━━━━━ Information provided ━━━━━
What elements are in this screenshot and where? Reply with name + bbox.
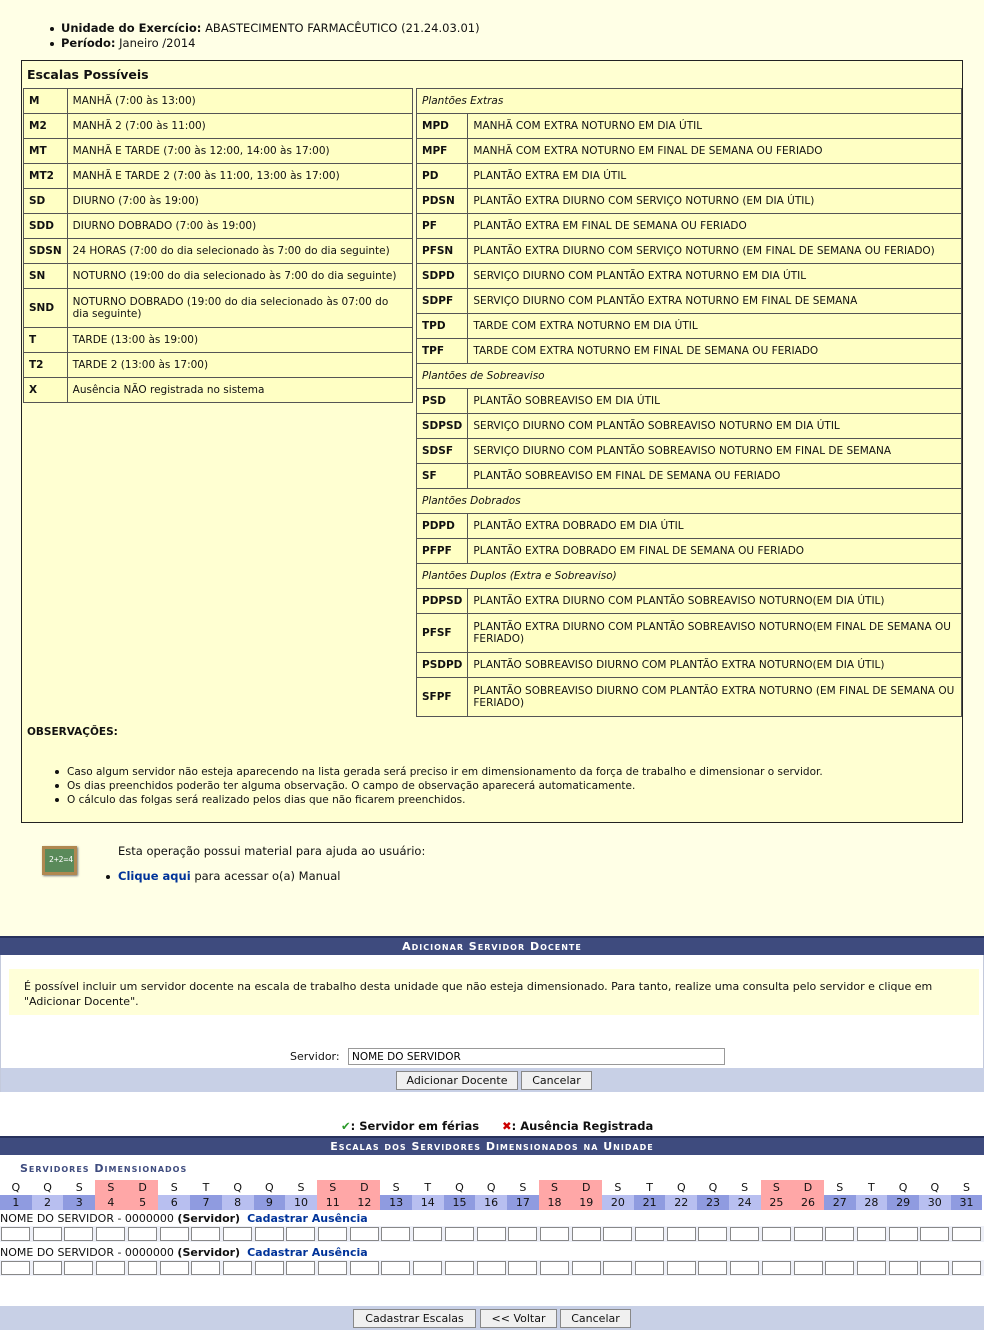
day-number-cell: 18 xyxy=(539,1195,571,1210)
day-number-cell: 31 xyxy=(951,1195,983,1210)
day-number-cell: 20 xyxy=(602,1195,634,1210)
day-input[interactable] xyxy=(1,1261,30,1275)
escala-code: SFPF xyxy=(417,678,468,717)
category-row xyxy=(417,489,962,514)
escala-desc: PLANTÃO EXTRA DOBRADO EM DIA ÚTIL xyxy=(468,514,962,539)
weekday-cell: S xyxy=(317,1180,349,1195)
escala-row xyxy=(417,239,962,264)
check-icon: ✔ xyxy=(341,1119,351,1133)
day-number-row xyxy=(0,1195,984,1210)
server-day-inputs xyxy=(0,1260,984,1276)
escala-code: SDPD xyxy=(417,264,468,289)
escala-code: T xyxy=(24,328,68,353)
weekday-cell: Q xyxy=(222,1180,254,1195)
day-number-cell: 3 xyxy=(63,1195,95,1210)
day-input[interactable] xyxy=(794,1261,823,1275)
weekday-cell: D xyxy=(792,1180,824,1195)
escala-row xyxy=(417,339,962,364)
escala-desc: DIURNO DOBRADO (7:00 às 19:00) xyxy=(67,214,412,239)
escala-desc: TARDE (13:00 às 19:00) xyxy=(67,328,412,353)
day-number-cell: 16 xyxy=(475,1195,507,1210)
day-input[interactable] xyxy=(603,1261,632,1275)
escala-desc: PLANTÃO EXTRA DIURNO COM SERVIÇO NOTURNO (EM DIA ÚTIL) xyxy=(468,189,962,214)
escala-row xyxy=(417,589,962,614)
day-number-cell: 26 xyxy=(792,1195,824,1210)
day-number-cell: 11 xyxy=(317,1195,349,1210)
escala-desc: NOTURNO DOBRADO (19:00 do dia selecionado às 07:00 do dia seguinte) xyxy=(67,289,412,328)
day-input[interactable] xyxy=(445,1227,474,1241)
day-number-cell: 22 xyxy=(665,1195,697,1210)
escala-code: SDPSD xyxy=(417,414,468,439)
escala-row xyxy=(417,214,962,239)
day-number-cell: 2 xyxy=(32,1195,64,1210)
escala-code: SN xyxy=(24,264,68,289)
category-label: Plantões Dobrados xyxy=(417,489,962,514)
escala-code: X xyxy=(24,378,68,403)
adicionar-description: É possível incluir um servidor docente na escala de trabalho desta unidade que não esteja dimensionado. Para tanto, realize uma consulta pelo servidor e clique em "Adicionar Docente". xyxy=(9,969,979,1015)
cadastrar-ausencia-link[interactable]: Cadastrar Ausência xyxy=(247,1212,368,1225)
day-input[interactable] xyxy=(667,1261,696,1275)
day-input[interactable] xyxy=(698,1261,727,1275)
day-input[interactable] xyxy=(255,1261,284,1275)
escala-row xyxy=(417,264,962,289)
day-input[interactable] xyxy=(350,1227,379,1241)
day-input[interactable] xyxy=(508,1261,537,1275)
day-input[interactable] xyxy=(160,1227,189,1241)
escala-desc: TARDE COM EXTRA NOTURNO EM FINAL DE SEMANA OU FERIADO xyxy=(468,339,962,364)
observacoes-list xyxy=(55,765,823,807)
chalkboard-icon xyxy=(42,846,77,875)
escala-desc: SERVIÇO DIURNO COM PLANTÃO EXTRA NOTURNO EM DIA ÚTIL xyxy=(468,264,962,289)
escala-desc: PLANTÃO EXTRA EM FINAL DE SEMANA OU FERIADO xyxy=(468,214,962,239)
weekday-cell: Q xyxy=(475,1180,507,1195)
weekday-cell: Q xyxy=(697,1180,729,1195)
escala-code: SDPF xyxy=(417,289,468,314)
day-number-cell: 21 xyxy=(634,1195,666,1210)
escala-desc: DIURNO (7:00 às 19:00) xyxy=(67,189,412,214)
day-input[interactable] xyxy=(920,1227,949,1241)
escala-desc: MANHÃ E TARDE (7:00 às 12:00, 14:00 às 17:00) xyxy=(67,139,412,164)
escala-desc: PLANTÃO EXTRA DIURNO COM SERVIÇO NOTURNO (EM FINAL DE SEMANA OU FERIADO) xyxy=(468,239,962,264)
day-input[interactable] xyxy=(762,1227,791,1241)
escala-row xyxy=(417,314,962,339)
adicionar-docente-button[interactable]: Adicionar Docente xyxy=(396,1071,518,1090)
voltar-button[interactable]: << Voltar xyxy=(480,1309,557,1328)
info-periodo xyxy=(50,36,480,51)
escala-code: M xyxy=(24,89,68,114)
periodo-label: Período: xyxy=(61,35,116,50)
escala-code: SDSF xyxy=(417,439,468,464)
day-input[interactable] xyxy=(794,1227,823,1241)
weekday-cell: S xyxy=(951,1180,983,1195)
day-input[interactable] xyxy=(33,1261,62,1275)
escala-row xyxy=(417,439,962,464)
escala-desc: NOTURNO (19:00 do dia selecionado às 7:00 do dia seguinte) xyxy=(67,264,412,289)
adicionar-servidor-header: Adicionar Servidor Docente xyxy=(0,936,984,955)
day-input[interactable] xyxy=(223,1261,252,1275)
escala-row xyxy=(417,653,962,678)
weekday-cell: S xyxy=(602,1180,634,1195)
escala-code: PD xyxy=(417,164,468,189)
escala-code: SF xyxy=(417,464,468,489)
escala-desc: MANHÃ (7:00 às 13:00) xyxy=(67,89,412,114)
escala-row xyxy=(24,214,413,239)
escala-row xyxy=(24,289,413,328)
category-row xyxy=(417,89,962,114)
weekday-cell: Q xyxy=(444,1180,476,1195)
weekday-cell: Q xyxy=(919,1180,951,1195)
cadastrar-ausencia-link[interactable]: Cadastrar Ausência xyxy=(247,1246,368,1259)
escala-desc: SERVIÇO DIURNO COM PLANTÃO EXTRA NOTURNO EM FINAL DE SEMANA xyxy=(468,289,962,314)
day-number-cell: 4 xyxy=(95,1195,127,1210)
escala-row xyxy=(417,614,962,653)
escalas-right-table xyxy=(416,88,962,717)
day-input[interactable] xyxy=(64,1261,93,1275)
day-input[interactable] xyxy=(635,1227,664,1241)
escala-desc: TARDE COM EXTRA NOTURNO EM DIA ÚTIL xyxy=(468,314,962,339)
day-input[interactable] xyxy=(508,1227,537,1241)
day-input[interactable] xyxy=(762,1261,791,1275)
escala-code: PFPF xyxy=(417,539,468,564)
day-input[interactable] xyxy=(381,1227,410,1241)
day-number-cell: 28 xyxy=(856,1195,888,1210)
escala-desc: PLANTÃO EXTRA EM DIA ÚTIL xyxy=(468,164,962,189)
escala-row xyxy=(24,89,413,114)
weekday-cell: D xyxy=(570,1180,602,1195)
day-input[interactable] xyxy=(318,1261,347,1275)
day-input[interactable] xyxy=(603,1227,632,1241)
day-number-cell: 13 xyxy=(380,1195,412,1210)
escala-row xyxy=(417,114,962,139)
weekday-header-row xyxy=(0,1180,984,1195)
day-input[interactable] xyxy=(350,1261,379,1275)
escala-row xyxy=(24,164,413,189)
day-input[interactable] xyxy=(667,1227,696,1241)
day-number-cell: 29 xyxy=(887,1195,919,1210)
unidade-label: Unidade do Exercício: xyxy=(61,21,202,35)
server-role: (Servidor) xyxy=(177,1246,241,1259)
server-day-inputs xyxy=(0,1226,984,1242)
escala-desc: SERVIÇO DIURNO COM PLANTÃO SOBREAVISO NOTURNO EM FINAL DE SEMANA xyxy=(468,439,962,464)
escala-code: SDD xyxy=(24,214,68,239)
day-input[interactable] xyxy=(889,1261,918,1275)
escala-code: T2 xyxy=(24,353,68,378)
escala-desc: SERVIÇO DIURNO COM PLANTÃO SOBREAVISO NOTURNO EM DIA ÚTIL xyxy=(468,414,962,439)
day-input[interactable] xyxy=(286,1227,315,1241)
day-input[interactable] xyxy=(857,1261,886,1275)
day-number-cell: 12 xyxy=(349,1195,381,1210)
escala-row xyxy=(417,189,962,214)
servidores-dimensionados-title: Servidores Dimensionados xyxy=(20,1162,188,1175)
weekday-cell: S xyxy=(380,1180,412,1195)
legend-ferias-text: : Servidor em férias xyxy=(350,1119,480,1133)
day-input[interactable] xyxy=(160,1261,189,1275)
escala-row xyxy=(417,139,962,164)
day-number-cell: 23 xyxy=(697,1195,729,1210)
escala-code: PDPSD xyxy=(417,589,468,614)
day-number-cell: 9 xyxy=(254,1195,286,1210)
escala-row xyxy=(417,539,962,564)
day-input[interactable] xyxy=(286,1261,315,1275)
day-input[interactable] xyxy=(825,1227,854,1241)
category-label: Plantões Duplos (Extra e Sobreaviso) xyxy=(417,564,962,589)
day-input[interactable] xyxy=(128,1261,157,1275)
day-input[interactable] xyxy=(191,1227,220,1241)
weekday-cell: Q xyxy=(887,1180,919,1195)
escala-code: PFSN xyxy=(417,239,468,264)
escala-code: TPF xyxy=(417,339,468,364)
day-input[interactable] xyxy=(128,1227,157,1241)
escala-desc: PLANTÃO SOBREAVISO DIURNO COM PLANTÃO EXTRA NOTURNO (EM FINAL DE SEMANA OU FERIADO) xyxy=(468,678,962,717)
escala-code: PDSN xyxy=(417,189,468,214)
escala-row xyxy=(417,464,962,489)
day-input[interactable] xyxy=(445,1261,474,1275)
day-input[interactable] xyxy=(64,1227,93,1241)
day-input[interactable] xyxy=(477,1261,506,1275)
escalas-title: Escalas Possíveis xyxy=(27,67,149,82)
info-list xyxy=(50,21,480,50)
unidade-value: ABASTECIMENTO FARMACÊUTICO (21.24.03.01) xyxy=(205,21,480,35)
day-input[interactable] xyxy=(223,1227,252,1241)
day-input[interactable] xyxy=(889,1227,918,1241)
observacao-item: O cálculo das folgas será realizado pelos dias que não ficarem preenchidos. xyxy=(55,793,823,807)
day-input[interactable] xyxy=(381,1261,410,1275)
legend-ausencia-text: : Ausência Registrada xyxy=(511,1119,654,1133)
periodo-value: Janeiro /2014 xyxy=(119,35,196,50)
escala-row xyxy=(24,114,413,139)
escala-row xyxy=(24,378,413,403)
server-role: (Servidor) xyxy=(177,1212,241,1225)
day-number-cell: 8 xyxy=(222,1195,254,1210)
day-number-cell: 14 xyxy=(412,1195,444,1210)
escala-desc: 24 HORAS (7:00 do dia selecionado às 7:00 do dia seguinte) xyxy=(67,239,412,264)
escala-code: MT2 xyxy=(24,164,68,189)
escala-desc: MANHÃ E TARDE 2 (7:00 às 11:00, 13:00 às 17:00) xyxy=(67,164,412,189)
chalkboard-text: 2+2=4 xyxy=(49,855,74,864)
day-input[interactable] xyxy=(572,1227,601,1241)
escala-row xyxy=(24,328,413,353)
day-input[interactable] xyxy=(730,1227,759,1241)
observacao-item: Caso algum servidor não esteja aparecendo na lista gerada será preciso ir em dimensionamento da força de trabalho e dimensionar o servidor. xyxy=(55,765,823,779)
day-number-cell: 25 xyxy=(761,1195,793,1210)
manual-link[interactable]: Clique aqui xyxy=(118,869,191,883)
day-number-cell: 30 xyxy=(919,1195,951,1210)
day-input[interactable] xyxy=(255,1227,284,1241)
escala-row xyxy=(417,289,962,314)
day-number-cell: 1 xyxy=(0,1195,32,1210)
escala-code: PDPD xyxy=(417,514,468,539)
weekday-cell: S xyxy=(507,1180,539,1195)
weekday-cell: Q xyxy=(665,1180,697,1195)
escala-desc: PLANTÃO SOBREAVISO DIURNO COM PLANTÃO EXTRA NOTURNO(EM DIA ÚTIL) xyxy=(468,653,962,678)
day-number-cell: 19 xyxy=(570,1195,602,1210)
escala-row xyxy=(417,414,962,439)
day-input[interactable] xyxy=(572,1261,601,1275)
weekday-cell: S xyxy=(539,1180,571,1195)
category-label: Plantões Extras xyxy=(417,89,962,114)
escala-code: PSD xyxy=(417,389,468,414)
escala-code: PFSF xyxy=(417,614,468,653)
escala-code: M2 xyxy=(24,114,68,139)
escala-desc: PLANTÃO EXTRA DIURNO COM PLANTÃO SOBREAVISO NOTURNO(EM FINAL DE SEMANA OU FERIADO) xyxy=(468,614,962,653)
escala-desc: PLANTÃO SOBREAVISO EM FINAL DE SEMANA OU FERIADO xyxy=(468,464,962,489)
escala-row xyxy=(24,353,413,378)
weekday-cell: S xyxy=(761,1180,793,1195)
day-number-cell: 17 xyxy=(507,1195,539,1210)
day-input[interactable] xyxy=(635,1261,664,1275)
day-number-cell: 5 xyxy=(127,1195,159,1210)
day-number-cell: 7 xyxy=(190,1195,222,1210)
day-input[interactable] xyxy=(857,1227,886,1241)
servidor-label: Servidor: xyxy=(290,1050,340,1063)
day-number-cell: 15 xyxy=(444,1195,476,1210)
day-number-cell: 24 xyxy=(729,1195,761,1210)
day-input[interactable] xyxy=(96,1261,125,1275)
escala-desc: MANHÃ COM EXTRA NOTURNO EM DIA ÚTIL xyxy=(468,114,962,139)
weekday-cell: Q xyxy=(0,1180,32,1195)
escala-row xyxy=(24,189,413,214)
escala-code: TPD xyxy=(417,314,468,339)
escala-code: MPF xyxy=(417,139,468,164)
escala-code: MPD xyxy=(417,114,468,139)
escala-row xyxy=(417,678,962,717)
day-input[interactable] xyxy=(191,1261,220,1275)
adicionar-button-bar xyxy=(1,1068,984,1092)
weekday-cell: S xyxy=(729,1180,761,1195)
escala-desc: MANHÃ 2 (7:00 às 11:00) xyxy=(67,114,412,139)
weekday-cell: S xyxy=(824,1180,856,1195)
day-input[interactable] xyxy=(1,1227,30,1241)
day-input[interactable] xyxy=(698,1227,727,1241)
cancel-add-button[interactable]: Cancelar xyxy=(521,1071,592,1090)
escala-code: PF xyxy=(417,214,468,239)
x-icon: ✖ xyxy=(502,1119,512,1133)
observacao-item: Os dias preenchidos poderão ter alguma observação. O campo de observação aparecerá automaticamente. xyxy=(55,779,823,793)
weekday-cell: T xyxy=(412,1180,444,1195)
day-input[interactable] xyxy=(540,1227,569,1241)
day-input[interactable] xyxy=(730,1261,759,1275)
day-input[interactable] xyxy=(96,1227,125,1241)
escala-desc: PLANTÃO SOBREAVISO EM DIA ÚTIL xyxy=(468,389,962,414)
escala-desc: MANHÃ COM EXTRA NOTURNO EM FINAL DE SEMANA OU FERIADO xyxy=(468,139,962,164)
escala-code: MT xyxy=(24,139,68,164)
escala-desc: PLANTÃO EXTRA DIURNO COM PLANTÃO SOBREAVISO NOTURNO(EM DIA ÚTIL) xyxy=(468,589,962,614)
manual-link-suffix: para acessar o(a) Manual xyxy=(190,869,341,883)
weekday-cell: T xyxy=(634,1180,666,1195)
weekday-cell: Q xyxy=(254,1180,286,1195)
servidor-input[interactable] xyxy=(348,1048,725,1065)
category-row xyxy=(417,364,962,389)
cancelar-button[interactable]: Cancelar xyxy=(560,1309,631,1328)
weekday-cell: S xyxy=(158,1180,190,1195)
weekday-cell: S xyxy=(285,1180,317,1195)
day-number-cell: 27 xyxy=(824,1195,856,1210)
server-name: NOME DO SERVIDOR - 0000000 (Servidor) Cadastrar Ausência xyxy=(0,1246,368,1259)
weekday-cell: T xyxy=(856,1180,888,1195)
escala-row xyxy=(417,164,962,189)
day-input[interactable] xyxy=(318,1227,347,1241)
info-unidade xyxy=(50,21,480,36)
day-input[interactable] xyxy=(540,1261,569,1275)
weekday-cell: S xyxy=(63,1180,95,1195)
weekday-cell: Q xyxy=(32,1180,64,1195)
day-input[interactable] xyxy=(477,1227,506,1241)
legend-ausencia xyxy=(502,1119,653,1133)
day-input[interactable] xyxy=(825,1261,854,1275)
weekday-cell: D xyxy=(349,1180,381,1195)
escala-row xyxy=(24,139,413,164)
day-input[interactable] xyxy=(920,1261,949,1275)
escala-row xyxy=(24,264,413,289)
observacoes-title: OBSERVAÇÕES: xyxy=(27,726,118,738)
escala-code: SDSN xyxy=(24,239,68,264)
weekday-cell: T xyxy=(190,1180,222,1195)
escala-code: SND xyxy=(24,289,68,328)
adicionar-servidor-panel xyxy=(0,955,984,1092)
escala-row xyxy=(417,389,962,414)
footer-button-bar xyxy=(0,1306,984,1330)
category-label: Plantões de Sobreaviso xyxy=(417,364,962,389)
day-number-cell: 6 xyxy=(158,1195,190,1210)
server-name: NOME DO SERVIDOR - 0000000 (Servidor) Cadastrar Ausência xyxy=(0,1212,368,1225)
escala-desc: Ausência NÃO registrada no sistema xyxy=(67,378,412,403)
help-link-line xyxy=(106,869,340,883)
escala-desc: PLANTÃO EXTRA DOBRADO EM FINAL DE SEMANA OU FERIADO xyxy=(468,539,962,564)
help-text: Esta operação possui material para ajuda ao usuário: xyxy=(118,844,426,858)
day-input[interactable] xyxy=(413,1261,442,1275)
category-row xyxy=(417,564,962,589)
day-input[interactable] xyxy=(952,1261,981,1275)
escala-row xyxy=(24,239,413,264)
weekday-cell: D xyxy=(127,1180,159,1195)
escalas-left-table xyxy=(23,88,413,403)
escala-row xyxy=(417,514,962,539)
cadastrar-escalas-button[interactable]: Cadastrar Escalas xyxy=(353,1309,476,1328)
legend-ferias xyxy=(341,1119,479,1133)
weekday-cell: S xyxy=(95,1180,127,1195)
escala-code: SD xyxy=(24,189,68,214)
day-input[interactable] xyxy=(33,1227,62,1241)
day-number-cell: 10 xyxy=(285,1195,317,1210)
day-input[interactable] xyxy=(952,1227,981,1241)
escala-code: PSDPD xyxy=(417,653,468,678)
escalas-possiveis-box xyxy=(21,60,963,823)
day-input[interactable] xyxy=(413,1227,442,1241)
escalas-servidores-header: Escalas dos Servidores Dimensionados na Unidade xyxy=(0,1136,984,1155)
escala-desc: TARDE 2 (13:00 às 17:00) xyxy=(67,353,412,378)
━━━━━
In the listing, take the part that opens with the line containing "day-number-cell: 18 xyxy=(539,1195,571,1210)" and closes with the line containing "day-number-cell: 3 xyxy=(63,1195,95,1210)", and change "escala-code" to "shift-code" throughout it, leaving all else unchanged. Give back only those lines.

§ Expected answer
day-number-cell: 18 xyxy=(539,1195,571,1210)
day-number-cell: 31 xyxy=(951,1195,983,1210)
day-number-cell: 20 xyxy=(602,1195,634,1210)
day-input[interactable] xyxy=(1,1261,30,1275)
shift-code: SFPF xyxy=(417,678,468,717)
category-row xyxy=(417,489,962,514)
escala-desc: PLANTÃO EXTRA DOBRADO EM DIA ÚTIL xyxy=(468,514,962,539)
weekday-cell: S xyxy=(317,1180,349,1195)
escala-row xyxy=(417,239,962,264)
check-icon: ✔ xyxy=(341,1119,351,1133)
day-number-row xyxy=(0,1195,984,1210)
server-day-inputs xyxy=(0,1260,984,1276)
shift-code: SDPD xyxy=(417,264,468,289)
shift-code: T xyxy=(24,328,68,353)
weekday-cell: Q xyxy=(222,1180,254,1195)
day-number-cell: 3 xyxy=(63,1195,95,1210)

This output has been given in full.